Extracted records
>>>>>

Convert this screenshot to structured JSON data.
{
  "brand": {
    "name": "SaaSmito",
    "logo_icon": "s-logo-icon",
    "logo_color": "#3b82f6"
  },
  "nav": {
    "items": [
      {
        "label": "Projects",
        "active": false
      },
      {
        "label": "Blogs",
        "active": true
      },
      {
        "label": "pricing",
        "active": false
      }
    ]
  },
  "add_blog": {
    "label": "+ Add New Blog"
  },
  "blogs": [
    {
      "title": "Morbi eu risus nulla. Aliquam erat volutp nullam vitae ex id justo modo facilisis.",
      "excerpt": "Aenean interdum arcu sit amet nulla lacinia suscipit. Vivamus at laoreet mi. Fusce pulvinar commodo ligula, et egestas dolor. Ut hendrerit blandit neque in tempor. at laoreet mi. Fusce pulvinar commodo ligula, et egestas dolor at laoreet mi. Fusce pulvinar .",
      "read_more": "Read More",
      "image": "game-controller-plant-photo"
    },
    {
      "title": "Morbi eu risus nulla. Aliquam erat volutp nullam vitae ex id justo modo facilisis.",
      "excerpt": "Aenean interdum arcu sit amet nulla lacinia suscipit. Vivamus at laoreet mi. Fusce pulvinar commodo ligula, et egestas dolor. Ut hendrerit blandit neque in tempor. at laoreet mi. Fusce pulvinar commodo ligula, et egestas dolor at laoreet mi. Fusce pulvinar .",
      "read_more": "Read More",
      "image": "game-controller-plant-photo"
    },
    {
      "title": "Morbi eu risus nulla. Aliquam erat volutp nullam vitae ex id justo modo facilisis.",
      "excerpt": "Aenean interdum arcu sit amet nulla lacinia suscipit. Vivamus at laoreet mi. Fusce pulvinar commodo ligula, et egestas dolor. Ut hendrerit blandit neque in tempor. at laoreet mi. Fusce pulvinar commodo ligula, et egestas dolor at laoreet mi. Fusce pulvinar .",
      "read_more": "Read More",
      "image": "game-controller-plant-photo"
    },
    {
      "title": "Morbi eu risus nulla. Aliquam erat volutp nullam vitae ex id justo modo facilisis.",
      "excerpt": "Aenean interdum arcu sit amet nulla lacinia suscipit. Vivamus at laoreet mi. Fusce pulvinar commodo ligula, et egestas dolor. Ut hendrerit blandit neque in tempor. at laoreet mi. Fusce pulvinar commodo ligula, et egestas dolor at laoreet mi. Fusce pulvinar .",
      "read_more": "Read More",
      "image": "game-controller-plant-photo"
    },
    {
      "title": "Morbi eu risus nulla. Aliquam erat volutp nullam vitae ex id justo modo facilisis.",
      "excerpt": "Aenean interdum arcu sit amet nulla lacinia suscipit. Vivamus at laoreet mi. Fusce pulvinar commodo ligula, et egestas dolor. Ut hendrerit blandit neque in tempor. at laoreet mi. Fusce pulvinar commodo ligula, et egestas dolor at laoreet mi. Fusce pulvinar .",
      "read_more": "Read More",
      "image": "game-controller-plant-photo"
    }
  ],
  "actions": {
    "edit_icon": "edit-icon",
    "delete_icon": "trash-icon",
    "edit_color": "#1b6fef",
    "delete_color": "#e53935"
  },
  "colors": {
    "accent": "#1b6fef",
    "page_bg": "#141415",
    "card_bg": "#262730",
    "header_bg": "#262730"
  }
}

<<<<<

# Aim of the exercise:
Write out the complete set of records exactly as given.

# Exercise solution:
Convert this screenshot to structured JSON data.
{
  "brand": {
    "name": "SaaSmito",
    "logo_icon": "s-logo-icon",
    "logo_color": "#3b82f6"
  },
  "nav": {
    "items": [
      {
        "label": "Projects",
        "active": false
      },
      {
        "label": "Blogs",
        "active": true
      },
      {
        "label": "pricing",
        "active": false
      }
    ]
  },
  "add_blog": {
    "label": "+ Add New Blog"
  },
  "blogs": [
    {
      "title": "Morbi eu risus nulla. Aliquam erat volutp nullam vitae ex id justo modo facilisis.",
      "excerpt": "Aenean interdum arcu sit amet nulla lacinia suscipit. Vivamus at laoreet mi. Fusce pulvinar commodo ligula, et egestas dolor. Ut hendrerit blandit neque in tempor. at laoreet mi. Fusce pulvinar commodo ligula, et egestas dolor at laoreet mi. Fusce pulvinar .",
      "read_more": "Read More",
      "image": "game-controller-plant-photo"
    },
    {
      "title": "Morbi eu risus nulla. Aliquam erat volutp nullam vitae ex id justo modo facilisis.",
      "excerpt": "Aenean interdum arcu sit amet nulla lacinia suscipit. Vivamus at laoreet mi. Fusce pulvinar commodo ligula, et egestas dolor. Ut hendrerit blandit neque in tempor. at laoreet mi. Fusce pulvinar commodo ligula, et egestas dolor at laoreet mi. Fusce pulvinar .",
      "read_more": "Read More",
      "image": "game-controller-plant-photo"
    },
    {
      "title": "Morbi eu risus nulla. Aliquam erat volutp nullam vitae ex id justo modo facilisis.",
      "excerpt": "Aenean interdum arcu sit amet nulla lacinia suscipit. Vivamus at laoreet mi. Fusce pulvinar commodo ligula, et egestas dolor. Ut hendrerit blandit neque in tempor. at laoreet mi. Fusce pulvinar commodo ligula, et egestas dolor at laoreet mi. Fusce pulvinar .",
      "read_more": "Read More",
      "image": "game-controller-plant-photo"
    },
    {
      "title": "Morbi eu risus nulla. Aliquam erat volutp nullam vitae ex id justo modo facilisis.",
      "excerpt": "Aenean interdum arcu sit amet nulla lacinia suscipit. Vivamus at laoreet mi. Fusce pulvinar commodo ligula, et egestas dolor. Ut hendrerit blandit neque in tempor. at laoreet mi. Fusce pulvinar commodo ligula, et egestas dolor at laoreet mi. Fusce pulvinar .",
      "read_more": "Read More",
      "image": "game-controller-plant-photo"
    },
    {
      "title": "Morbi eu risus nulla. Aliquam erat volutp nullam vitae ex id justo modo facilisis.",
      "excerpt": "Aenean interdum arcu sit amet nulla lacinia suscipit. Vivamus at laoreet mi. Fusce pulvinar commodo ligula, et egestas dolor. Ut hendrerit blandit neque in tempor. at laoreet mi. Fusce pulvinar commodo ligula, et egestas dolor at laoreet mi. Fusce pulvinar .",
      "read_more": "Read More",
      "image": "game-controller-plant-photo"
    }
  ],
  "actions": {
    "edit_icon": "edit-icon",
    "delete_icon": "trash-icon",
    "edit_color": "#1b6fef",
    "delete_color": "#e53935"
  },
  "colors": {
    "accent": "#1b6fef",
    "page_bg": "#141415",
    "card_bg": "#262730",
    "header_bg": "#262730"
  }
}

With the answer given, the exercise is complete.